* Begin Material provided *

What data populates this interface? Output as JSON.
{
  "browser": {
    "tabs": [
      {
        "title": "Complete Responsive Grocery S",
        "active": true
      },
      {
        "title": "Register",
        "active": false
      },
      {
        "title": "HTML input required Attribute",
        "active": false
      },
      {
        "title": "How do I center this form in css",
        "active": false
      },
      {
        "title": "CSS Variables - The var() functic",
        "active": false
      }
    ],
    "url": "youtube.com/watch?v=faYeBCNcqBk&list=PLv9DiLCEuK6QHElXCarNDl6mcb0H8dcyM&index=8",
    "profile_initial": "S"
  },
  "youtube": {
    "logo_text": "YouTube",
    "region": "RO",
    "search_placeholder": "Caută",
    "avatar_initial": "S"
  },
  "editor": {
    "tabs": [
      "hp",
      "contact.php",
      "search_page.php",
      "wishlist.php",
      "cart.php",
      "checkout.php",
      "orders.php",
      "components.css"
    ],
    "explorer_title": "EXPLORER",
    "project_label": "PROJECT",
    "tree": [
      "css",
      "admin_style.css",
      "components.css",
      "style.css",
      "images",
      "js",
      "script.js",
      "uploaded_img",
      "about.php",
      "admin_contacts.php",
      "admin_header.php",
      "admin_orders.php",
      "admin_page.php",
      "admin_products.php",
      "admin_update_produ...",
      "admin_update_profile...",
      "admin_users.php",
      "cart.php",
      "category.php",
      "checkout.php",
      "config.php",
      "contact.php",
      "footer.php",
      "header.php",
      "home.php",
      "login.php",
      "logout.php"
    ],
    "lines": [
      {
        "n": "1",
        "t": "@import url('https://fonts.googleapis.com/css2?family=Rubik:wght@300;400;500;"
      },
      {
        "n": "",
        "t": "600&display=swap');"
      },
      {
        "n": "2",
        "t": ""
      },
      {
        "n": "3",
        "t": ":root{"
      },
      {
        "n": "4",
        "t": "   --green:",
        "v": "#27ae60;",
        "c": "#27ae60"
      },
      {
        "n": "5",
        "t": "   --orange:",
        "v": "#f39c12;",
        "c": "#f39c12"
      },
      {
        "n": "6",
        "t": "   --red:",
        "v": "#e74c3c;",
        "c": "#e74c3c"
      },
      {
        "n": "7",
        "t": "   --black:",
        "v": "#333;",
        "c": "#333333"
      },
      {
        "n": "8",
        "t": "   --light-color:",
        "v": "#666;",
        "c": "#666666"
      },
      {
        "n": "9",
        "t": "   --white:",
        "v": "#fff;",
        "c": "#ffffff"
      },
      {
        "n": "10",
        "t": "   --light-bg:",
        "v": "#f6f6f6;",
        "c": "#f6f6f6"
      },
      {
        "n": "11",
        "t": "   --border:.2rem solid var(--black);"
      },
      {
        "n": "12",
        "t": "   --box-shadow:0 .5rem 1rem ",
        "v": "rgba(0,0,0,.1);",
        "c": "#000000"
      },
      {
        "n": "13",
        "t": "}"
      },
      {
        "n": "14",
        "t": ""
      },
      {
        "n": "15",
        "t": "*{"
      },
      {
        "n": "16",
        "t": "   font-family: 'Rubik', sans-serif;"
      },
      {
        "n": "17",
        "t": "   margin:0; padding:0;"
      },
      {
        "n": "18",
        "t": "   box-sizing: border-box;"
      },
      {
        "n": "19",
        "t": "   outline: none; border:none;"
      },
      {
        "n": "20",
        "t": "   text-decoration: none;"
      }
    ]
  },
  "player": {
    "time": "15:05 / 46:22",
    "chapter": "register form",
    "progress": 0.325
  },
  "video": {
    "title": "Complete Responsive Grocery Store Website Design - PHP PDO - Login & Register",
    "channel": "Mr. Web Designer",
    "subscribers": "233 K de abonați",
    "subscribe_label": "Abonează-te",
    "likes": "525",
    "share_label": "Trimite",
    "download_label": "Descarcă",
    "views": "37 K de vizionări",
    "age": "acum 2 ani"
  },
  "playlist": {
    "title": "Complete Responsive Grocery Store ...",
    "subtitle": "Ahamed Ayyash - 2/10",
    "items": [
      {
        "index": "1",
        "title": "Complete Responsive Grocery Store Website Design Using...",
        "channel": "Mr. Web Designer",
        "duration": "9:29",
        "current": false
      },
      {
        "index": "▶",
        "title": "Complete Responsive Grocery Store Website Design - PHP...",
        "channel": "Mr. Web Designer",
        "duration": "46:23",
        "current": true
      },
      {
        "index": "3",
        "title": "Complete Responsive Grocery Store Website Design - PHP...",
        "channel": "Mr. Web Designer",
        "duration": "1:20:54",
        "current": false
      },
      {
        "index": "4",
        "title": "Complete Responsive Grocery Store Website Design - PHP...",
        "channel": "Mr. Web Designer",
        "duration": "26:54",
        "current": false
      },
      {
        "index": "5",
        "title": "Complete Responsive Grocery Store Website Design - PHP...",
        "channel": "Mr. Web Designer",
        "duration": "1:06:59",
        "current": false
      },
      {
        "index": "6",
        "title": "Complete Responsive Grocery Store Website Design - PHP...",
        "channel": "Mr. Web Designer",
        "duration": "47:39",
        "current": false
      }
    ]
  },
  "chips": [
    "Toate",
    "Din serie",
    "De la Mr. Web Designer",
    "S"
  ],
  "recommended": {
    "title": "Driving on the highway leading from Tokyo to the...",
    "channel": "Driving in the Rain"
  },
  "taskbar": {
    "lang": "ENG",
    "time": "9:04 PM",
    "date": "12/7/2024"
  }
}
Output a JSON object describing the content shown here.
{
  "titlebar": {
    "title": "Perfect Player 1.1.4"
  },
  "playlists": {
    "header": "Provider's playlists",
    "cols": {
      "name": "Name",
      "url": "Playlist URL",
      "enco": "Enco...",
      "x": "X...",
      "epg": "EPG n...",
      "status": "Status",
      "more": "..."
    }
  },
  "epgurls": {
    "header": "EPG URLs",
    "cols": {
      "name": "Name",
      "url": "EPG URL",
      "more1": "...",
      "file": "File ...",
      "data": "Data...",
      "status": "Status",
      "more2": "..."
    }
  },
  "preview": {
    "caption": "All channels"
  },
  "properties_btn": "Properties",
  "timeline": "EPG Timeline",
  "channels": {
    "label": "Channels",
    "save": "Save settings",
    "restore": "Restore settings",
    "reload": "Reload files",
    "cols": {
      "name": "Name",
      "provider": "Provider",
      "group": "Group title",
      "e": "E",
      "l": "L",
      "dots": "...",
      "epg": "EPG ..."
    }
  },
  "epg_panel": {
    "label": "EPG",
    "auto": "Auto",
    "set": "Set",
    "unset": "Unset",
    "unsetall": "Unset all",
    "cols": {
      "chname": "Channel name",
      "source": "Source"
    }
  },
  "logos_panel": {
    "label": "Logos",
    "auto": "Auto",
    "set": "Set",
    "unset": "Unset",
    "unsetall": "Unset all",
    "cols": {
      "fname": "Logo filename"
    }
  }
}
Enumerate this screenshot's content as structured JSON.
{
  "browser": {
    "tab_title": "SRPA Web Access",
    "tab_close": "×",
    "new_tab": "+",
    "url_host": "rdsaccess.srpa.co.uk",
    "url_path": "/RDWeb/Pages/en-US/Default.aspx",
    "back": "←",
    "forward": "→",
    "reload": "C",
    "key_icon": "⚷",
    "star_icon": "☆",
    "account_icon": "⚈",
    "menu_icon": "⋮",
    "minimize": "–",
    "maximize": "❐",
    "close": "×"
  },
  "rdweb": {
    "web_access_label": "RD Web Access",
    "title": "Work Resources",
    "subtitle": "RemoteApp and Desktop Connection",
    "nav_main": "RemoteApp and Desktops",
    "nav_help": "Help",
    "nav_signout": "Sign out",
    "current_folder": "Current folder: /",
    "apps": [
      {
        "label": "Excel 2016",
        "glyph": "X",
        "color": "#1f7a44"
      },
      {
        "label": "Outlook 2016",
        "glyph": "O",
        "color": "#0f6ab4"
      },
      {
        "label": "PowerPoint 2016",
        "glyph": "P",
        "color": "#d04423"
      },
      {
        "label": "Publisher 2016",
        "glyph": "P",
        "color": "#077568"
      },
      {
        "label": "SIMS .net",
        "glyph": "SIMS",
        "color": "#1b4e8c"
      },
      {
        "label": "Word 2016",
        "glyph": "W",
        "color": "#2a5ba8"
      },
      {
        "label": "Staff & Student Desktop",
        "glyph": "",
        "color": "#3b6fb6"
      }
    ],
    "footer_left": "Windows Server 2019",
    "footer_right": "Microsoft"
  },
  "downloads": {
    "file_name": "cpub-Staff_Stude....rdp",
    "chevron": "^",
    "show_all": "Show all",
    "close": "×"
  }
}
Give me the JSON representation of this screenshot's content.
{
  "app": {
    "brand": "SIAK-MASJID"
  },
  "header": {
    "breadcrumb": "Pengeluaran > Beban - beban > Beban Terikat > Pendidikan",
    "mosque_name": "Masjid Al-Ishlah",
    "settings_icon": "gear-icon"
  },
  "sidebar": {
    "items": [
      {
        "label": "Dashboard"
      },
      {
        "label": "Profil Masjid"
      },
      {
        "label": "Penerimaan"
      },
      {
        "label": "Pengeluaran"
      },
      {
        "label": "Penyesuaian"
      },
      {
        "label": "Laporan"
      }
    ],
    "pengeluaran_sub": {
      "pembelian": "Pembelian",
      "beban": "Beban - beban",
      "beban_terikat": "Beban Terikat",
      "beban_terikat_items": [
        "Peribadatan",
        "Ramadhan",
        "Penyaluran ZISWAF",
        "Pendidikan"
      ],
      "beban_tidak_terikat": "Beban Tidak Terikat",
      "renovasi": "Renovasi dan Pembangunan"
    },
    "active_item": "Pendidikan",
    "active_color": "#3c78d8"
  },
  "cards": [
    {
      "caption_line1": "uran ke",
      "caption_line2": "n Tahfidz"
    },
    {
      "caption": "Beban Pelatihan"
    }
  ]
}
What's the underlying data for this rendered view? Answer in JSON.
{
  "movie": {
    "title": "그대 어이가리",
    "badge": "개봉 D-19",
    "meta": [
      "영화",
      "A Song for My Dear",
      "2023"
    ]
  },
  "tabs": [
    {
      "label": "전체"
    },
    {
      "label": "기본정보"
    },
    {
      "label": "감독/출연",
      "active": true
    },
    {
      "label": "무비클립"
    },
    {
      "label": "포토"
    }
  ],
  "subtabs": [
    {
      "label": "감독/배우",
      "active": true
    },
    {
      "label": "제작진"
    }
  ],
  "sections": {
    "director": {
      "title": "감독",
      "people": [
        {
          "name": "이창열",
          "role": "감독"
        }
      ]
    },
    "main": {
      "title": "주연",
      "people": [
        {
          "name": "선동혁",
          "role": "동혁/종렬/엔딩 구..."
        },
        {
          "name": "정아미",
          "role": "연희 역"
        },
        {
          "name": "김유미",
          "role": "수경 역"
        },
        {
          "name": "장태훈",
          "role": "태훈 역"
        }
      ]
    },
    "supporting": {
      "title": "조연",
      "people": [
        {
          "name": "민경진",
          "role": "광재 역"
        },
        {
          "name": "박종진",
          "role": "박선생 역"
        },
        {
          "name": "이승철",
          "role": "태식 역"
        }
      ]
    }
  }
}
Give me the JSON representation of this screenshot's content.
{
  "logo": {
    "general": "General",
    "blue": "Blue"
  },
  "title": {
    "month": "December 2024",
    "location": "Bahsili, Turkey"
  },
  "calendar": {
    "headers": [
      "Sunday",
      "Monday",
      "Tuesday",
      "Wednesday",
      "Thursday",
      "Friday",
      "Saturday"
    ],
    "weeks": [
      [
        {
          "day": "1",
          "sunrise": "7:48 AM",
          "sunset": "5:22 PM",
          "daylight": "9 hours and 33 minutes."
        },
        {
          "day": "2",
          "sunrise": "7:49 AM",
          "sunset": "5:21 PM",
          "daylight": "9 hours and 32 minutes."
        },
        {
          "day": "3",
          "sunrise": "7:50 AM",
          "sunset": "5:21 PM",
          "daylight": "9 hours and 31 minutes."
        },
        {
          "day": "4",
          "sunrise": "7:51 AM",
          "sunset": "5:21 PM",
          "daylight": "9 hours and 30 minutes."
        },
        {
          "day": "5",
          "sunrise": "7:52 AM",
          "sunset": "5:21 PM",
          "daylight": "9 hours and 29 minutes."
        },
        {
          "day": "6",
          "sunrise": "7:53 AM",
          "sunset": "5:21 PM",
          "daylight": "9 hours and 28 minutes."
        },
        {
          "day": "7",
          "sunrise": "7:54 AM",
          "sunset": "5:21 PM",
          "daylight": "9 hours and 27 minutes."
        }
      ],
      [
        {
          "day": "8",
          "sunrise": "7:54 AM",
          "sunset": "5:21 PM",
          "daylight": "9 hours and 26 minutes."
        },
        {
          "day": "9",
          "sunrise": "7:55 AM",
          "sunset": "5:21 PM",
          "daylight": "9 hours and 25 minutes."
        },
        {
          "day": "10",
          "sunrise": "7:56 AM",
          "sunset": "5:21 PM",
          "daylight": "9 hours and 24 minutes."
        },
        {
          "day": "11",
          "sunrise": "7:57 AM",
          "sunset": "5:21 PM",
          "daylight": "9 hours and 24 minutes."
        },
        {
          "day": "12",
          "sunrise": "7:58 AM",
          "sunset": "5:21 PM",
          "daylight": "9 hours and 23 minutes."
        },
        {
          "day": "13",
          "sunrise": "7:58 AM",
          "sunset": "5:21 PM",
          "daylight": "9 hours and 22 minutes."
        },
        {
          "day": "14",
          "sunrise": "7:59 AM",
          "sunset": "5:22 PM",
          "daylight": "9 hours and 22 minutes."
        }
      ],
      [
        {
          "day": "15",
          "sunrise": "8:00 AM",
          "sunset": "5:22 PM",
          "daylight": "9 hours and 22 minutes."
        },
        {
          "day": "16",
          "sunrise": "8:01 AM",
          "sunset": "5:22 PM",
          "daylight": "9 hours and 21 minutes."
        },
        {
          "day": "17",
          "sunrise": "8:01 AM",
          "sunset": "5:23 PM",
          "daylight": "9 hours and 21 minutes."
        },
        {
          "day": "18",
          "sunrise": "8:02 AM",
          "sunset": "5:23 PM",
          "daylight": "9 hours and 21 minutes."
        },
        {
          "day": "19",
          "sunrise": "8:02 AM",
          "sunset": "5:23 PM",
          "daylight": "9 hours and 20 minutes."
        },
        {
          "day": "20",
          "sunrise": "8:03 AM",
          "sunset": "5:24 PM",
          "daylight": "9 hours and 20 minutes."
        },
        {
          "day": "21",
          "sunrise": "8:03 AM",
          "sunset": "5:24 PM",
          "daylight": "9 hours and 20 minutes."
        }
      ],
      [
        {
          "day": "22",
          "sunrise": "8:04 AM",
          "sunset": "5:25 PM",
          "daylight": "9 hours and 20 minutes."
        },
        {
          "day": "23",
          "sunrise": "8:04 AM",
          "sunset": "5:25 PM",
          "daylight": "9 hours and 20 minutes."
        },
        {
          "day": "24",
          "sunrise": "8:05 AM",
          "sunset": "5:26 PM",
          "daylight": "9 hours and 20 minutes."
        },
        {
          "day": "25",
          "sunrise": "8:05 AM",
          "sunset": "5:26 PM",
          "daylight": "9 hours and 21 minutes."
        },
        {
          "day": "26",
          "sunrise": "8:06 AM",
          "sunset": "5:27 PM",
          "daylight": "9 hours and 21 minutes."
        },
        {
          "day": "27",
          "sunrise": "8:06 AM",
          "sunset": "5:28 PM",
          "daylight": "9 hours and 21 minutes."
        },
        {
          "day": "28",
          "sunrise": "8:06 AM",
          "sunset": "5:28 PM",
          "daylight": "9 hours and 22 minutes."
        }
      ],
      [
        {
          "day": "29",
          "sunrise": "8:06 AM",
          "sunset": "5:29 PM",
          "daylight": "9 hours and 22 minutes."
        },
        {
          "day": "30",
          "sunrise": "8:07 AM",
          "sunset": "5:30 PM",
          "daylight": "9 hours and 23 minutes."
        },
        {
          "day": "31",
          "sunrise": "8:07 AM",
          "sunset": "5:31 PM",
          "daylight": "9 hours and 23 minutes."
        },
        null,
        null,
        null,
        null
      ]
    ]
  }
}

* End Material provided *

*Given request*: Search the data for the word "content" and copy each line where it appears.

*Result of the task*:
Output a JSON object describing the content shown here.
Enumerate this screenshot's content as structured JSON.
Give me the JSON representation of this screenshot's content.
Give me the JSON representation of this screenshot's content.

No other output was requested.